----- Provided records -----
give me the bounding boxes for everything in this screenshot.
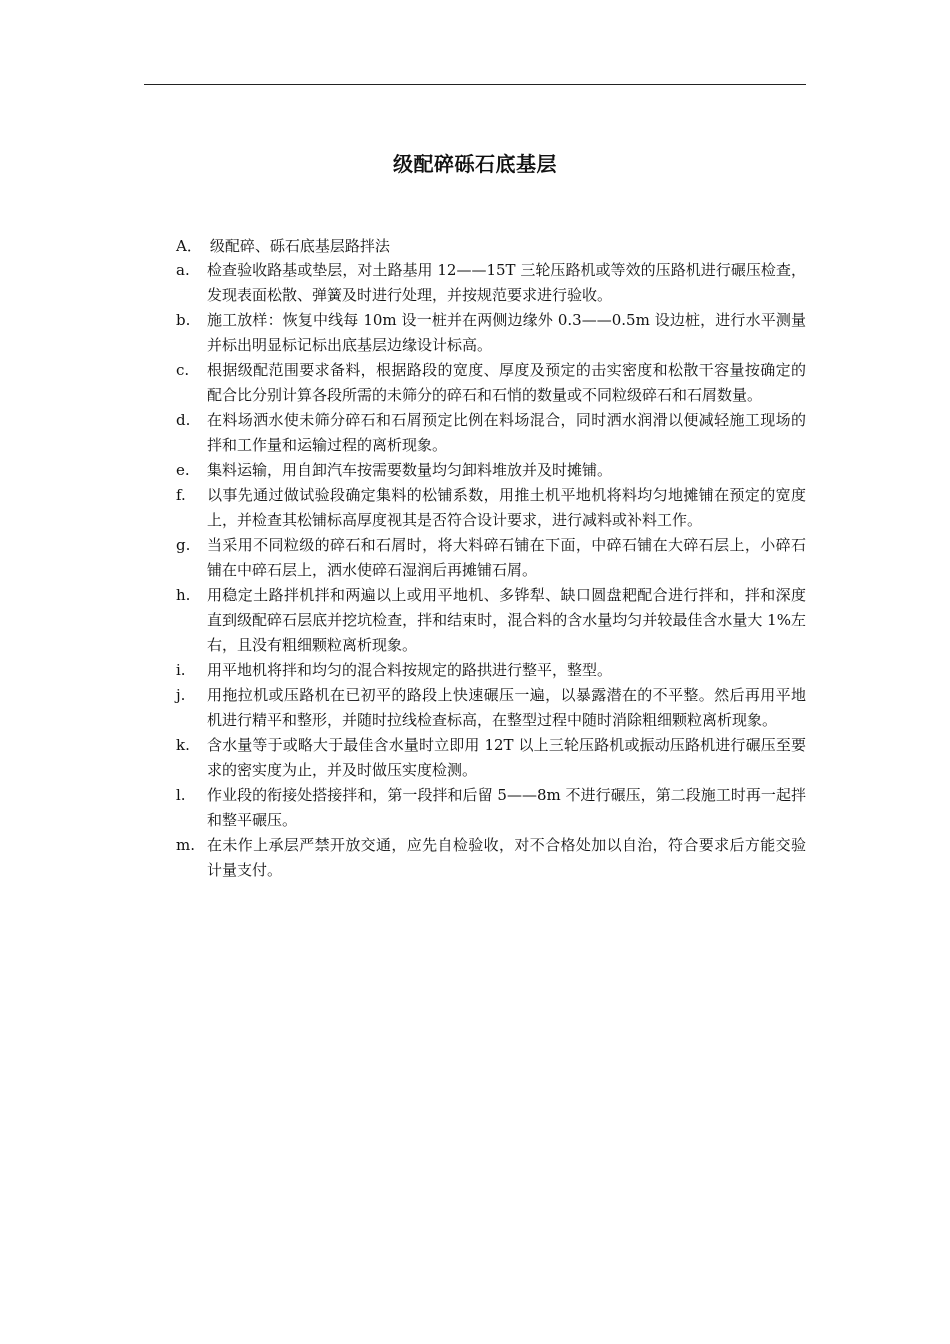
- item-label: l.: [176, 786, 186, 804]
- item-label: g.: [176, 536, 191, 554]
- list-item: [176, 583, 806, 658]
- procedure-list: [176, 258, 806, 883]
- list-item: [176, 308, 806, 358]
- item-text: 当采用不同粒级的碎石和石屑时，将大料碎石铺在下面，中碎石铺在大碎石层上，小碎石铺在中碎石层上，洒水使碎石湿润后再摊铺石屑。: [207, 536, 806, 579]
- item-text: 用拖拉机或压路机在已初平的路段上快速碾压一遍，以暴露潜在的不平整。然后再用平地机进行精平和整形，并随时拉线检查标高，在整型过程中随时消除粗细颗粒离析现象。: [207, 686, 806, 729]
- item-label: d.: [176, 411, 191, 429]
- item-label: i.: [176, 661, 186, 679]
- item-text: 检查验收路基或垫层，对土路基用 12——15T 三轮压路机或等效的压路机进行碾压检查，发现表面松散、弹簧及时进行处理，并按规范要求进行验收。: [207, 261, 806, 304]
- list-item: [176, 658, 806, 683]
- list-item: [176, 833, 806, 883]
- item-text: 在料场洒水使未筛分碎石和石屑预定比例在料场混合，同时洒水润滑以便减轻施工现场的拌和工作量和运输过程的离析现象。: [207, 411, 806, 454]
- document-body: [176, 234, 806, 883]
- item-label: f.: [176, 486, 186, 504]
- item-text: 用稳定土路拌机拌和两遍以上或用平地机、多铧犁、缺口圆盘耙配合进行拌和，拌和深度直到级配碎石层底并挖坑检查，拌和结束时，混合料的含水量均匀并较最佳含水量大 1%左右，且没有粗细颗粒离析现象。: [207, 586, 806, 654]
- item-text: 施工放样：恢复中线每 10m 设一桩并在两侧边缘外 0.3——0.5m 设边桩，进行水平测量并标出明显标记标出底基层边缘设计标高。: [207, 311, 806, 354]
- item-label: k.: [176, 736, 190, 754]
- item-label: c.: [176, 361, 190, 379]
- item-text: 作业段的衔接处搭接拌和，第一段拌和后留 5——8m 不进行碾压，第二段施工时再一起拌和整平碾压。: [207, 786, 806, 829]
- item-text: 以事先通过做试验段确定集料的松铺系数，用推土机平地机将料均匀地摊铺在预定的宽度上，并检查其松铺标高厚度视其是否符合设计要求，进行减料或补料工作。: [207, 486, 806, 529]
- list-item: [176, 458, 806, 483]
- item-text: 在未作上承层严禁开放交通，应先自检验收，对不合格处加以自治，符合要求后方能交验计量支付。: [207, 836, 806, 879]
- item-label: a.: [176, 261, 190, 279]
- item-text: 根据级配范围要求备料，根据路段的宽度、厚度及预定的击实密度和松散干容量按确定的配合比分别计算各段所需的未筛分的碎石和石悄的数量或不同粒级碎石和石屑数量。: [207, 361, 806, 404]
- item-label: j.: [176, 686, 186, 704]
- section-text: 级配碎、砾石底基层路拌法: [209, 237, 390, 255]
- list-item: [176, 783, 806, 833]
- list-item: [176, 733, 806, 783]
- header-rule: [144, 84, 806, 85]
- item-label: e.: [176, 461, 190, 479]
- list-item: [176, 358, 806, 408]
- list-item: [176, 408, 806, 458]
- list-item: [176, 533, 806, 583]
- item-text: 含水量等于或略大于最佳含水量时立即用 12T 以上三轮压路机或振动压路机进行碾压至要求的密实度为止，并及时做压实度检测。: [207, 736, 806, 779]
- item-text: 用平地机将拌和均匀的混合料按规定的路拱进行整平，整型。: [207, 661, 613, 679]
- item-label: b.: [176, 311, 191, 329]
- list-item: [176, 683, 806, 733]
- document-title: 级配碎砾石底基层: [393, 152, 557, 176]
- item-text: 集料运输，用自卸汽车按需要数量均匀卸料堆放并及时摊铺。: [207, 461, 613, 479]
- item-label: h.: [176, 586, 191, 604]
- item-label: m.: [176, 836, 195, 854]
- list-item: [176, 483, 806, 533]
- section-heading: [176, 234, 806, 258]
- list-item: [176, 258, 806, 308]
- section-label: A．: [176, 237, 202, 255]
-----
Written exercise: Render every line of the records above as a Markdown table with the columns "Row" and "Line," numbering each row and skipping blank lines. Leave the pictures out of the table.

Solution:
| Row | Line |
|---|---|
| 1 | give me the bounding boxes for everything in this screenshot. |
| 2 | - item-label: l.: [176, 786, 186, 804] |
| 3 | - item-label: g.: [176, 536, 191, 554] |
| 4 | - list-item: [176, 583, 806, 658] |
| 5 | - procedure-list: [176, 258, 806, 883] |
| 6 | - list-item: [176, 308, 806, 358] |
| 7 | - item-text: 当采用不同粒级的碎石和石屑时，将大料碎石铺在下面，中碎石铺在大碎石层上，小碎石铺在中碎石层上，洒水使碎石湿润后再摊铺石屑。: [207, 536, 806, 579] |
| 8 | - item-text: 用拖拉机或压路机在已初平的路段上快速碾压一遍，以暴露潜在的不平整。然后再用平地机进行精平和整形，并随时拉线检查标高，在整型过程中随时消除粗细颗粒离析现象。: [207, 686, 806, 729] |
| 9 | - item-label: d.: [176, 411, 191, 429] |
| 10 | - item-label: i.: [176, 661, 186, 679] |
| 11 | - item-text: 检查验收路基或垫层，对土路基用 12——15T 三轮压路机或等效的压路机进行碾压检查，发现表面松散、弹簧及时进行处理，并按规范要求进行验收。: [207, 261, 806, 304] |
| 12 | - list-item: [176, 658, 806, 683] |
| 13 | - list-item: [176, 833, 806, 883] |
| 14 | - item-text: 在料场洒水使未筛分碎石和石屑预定比例在料场混合，同时洒水润滑以便减轻施工现场的拌和工作量和运输过程的离析现象。: [207, 411, 806, 454] |
| 15 | - document-body: [176, 234, 806, 883] |
| 16 | - item-label: f.: [176, 486, 186, 504] |
| 17 | - item-text: 用稳定土路拌机拌和两遍以上或用平地机、多铧犁、缺口圆盘耙配合进行拌和，拌和深度直到级配碎石层底并挖坑检查，拌和结束时，混合料的含水量均匀并较最佳含水量大 1%左右，且没有粗细颗粒离析现象。: [207, 586, 806, 654] |
| 18 | - item-text: 施工放样：恢复中线每 10m 设一桩并在两侧边缘外 0.3——0.5m 设边桩，进行水平测量并标出明显标记标出底基层边缘设计标高。: [207, 311, 806, 354] |
| 19 | - item-label: k.: [176, 736, 190, 754] |
| 20 | - item-label: c.: [176, 361, 190, 379] |
| 21 | - item-text: 作业段的衔接处搭接拌和，第一段拌和后留 5——8m 不进行碾压，第二段施工时再一起拌和整平碾压。: [207, 786, 806, 829] |
| 22 | - item-text: 以事先通过做试验段确定集料的松铺系数，用推土机平地机将料均匀地摊铺在预定的宽度上，并检查其松铺标高厚度视其是否符合设计要求，进行减料或补料工作。: [207, 486, 806, 529] |
| 23 | - list-item: [176, 458, 806, 483] |
| 24 | - item-text: 在未作上承层严禁开放交通，应先自检验收，对不合格处加以自治，符合要求后方能交验计量支付。: [207, 836, 806, 879] |
| 25 | - item-label: a.: [176, 261, 190, 279] |
| 26 | - item-text: 根据级配范围要求备料，根据路段的宽度、厚度及预定的击实密度和松散干容量按确定的配合比分别计算各段所需的未筛分的碎石和石悄的数量或不同粒级碎石和石屑数量。: [207, 361, 806, 404] |
| 27 | - item-label: j.: [176, 686, 186, 704] |
| 28 | - section-text: 级配碎、砾石底基层路拌法: [209, 237, 390, 255] |
| 29 | - list-item: [176, 783, 806, 833] |
| 30 | - list-item: [176, 733, 806, 783] |
| 31 | - header-rule: [144, 84, 806, 85] |
| 32 | - item-label: e.: [176, 461, 190, 479] |
| 33 | - list-item: [176, 358, 806, 408] |
| 34 | - list-item: [176, 408, 806, 458] |
| 35 | - list-item: [176, 533, 806, 583] |
| 36 | - item-text: 含水量等于或略大于最佳含水量时立即用 12T 以上三轮压路机或振动压路机进行碾压至要求的密实度为止，并及时做压实度检测。: [207, 736, 806, 779] |
| 37 | - item-text: 用平地机将拌和均匀的混合料按规定的路拱进行整平，整型。: [207, 661, 613, 679] |
| 38 | - item-label: b.: [176, 311, 191, 329] |
| 39 | - list-item: [176, 683, 806, 733] |
| 40 | - document-title: 级配碎砾石底基层: [393, 152, 557, 176] |
| 41 | - item-text: 集料运输，用自卸汽车按需要数量均匀卸料堆放并及时摊铺。: [207, 461, 613, 479] |
| 42 | - item-label: h.: [176, 586, 191, 604] |
| 43 | - item-label: m.: [176, 836, 195, 854] |
| 44 | - list-item: [176, 483, 806, 533] |
| 45 | - section-heading: [176, 234, 806, 258] |
| 46 | - list-item: [176, 258, 806, 308] |
| 47 | - section-label: A．: [176, 237, 202, 255] |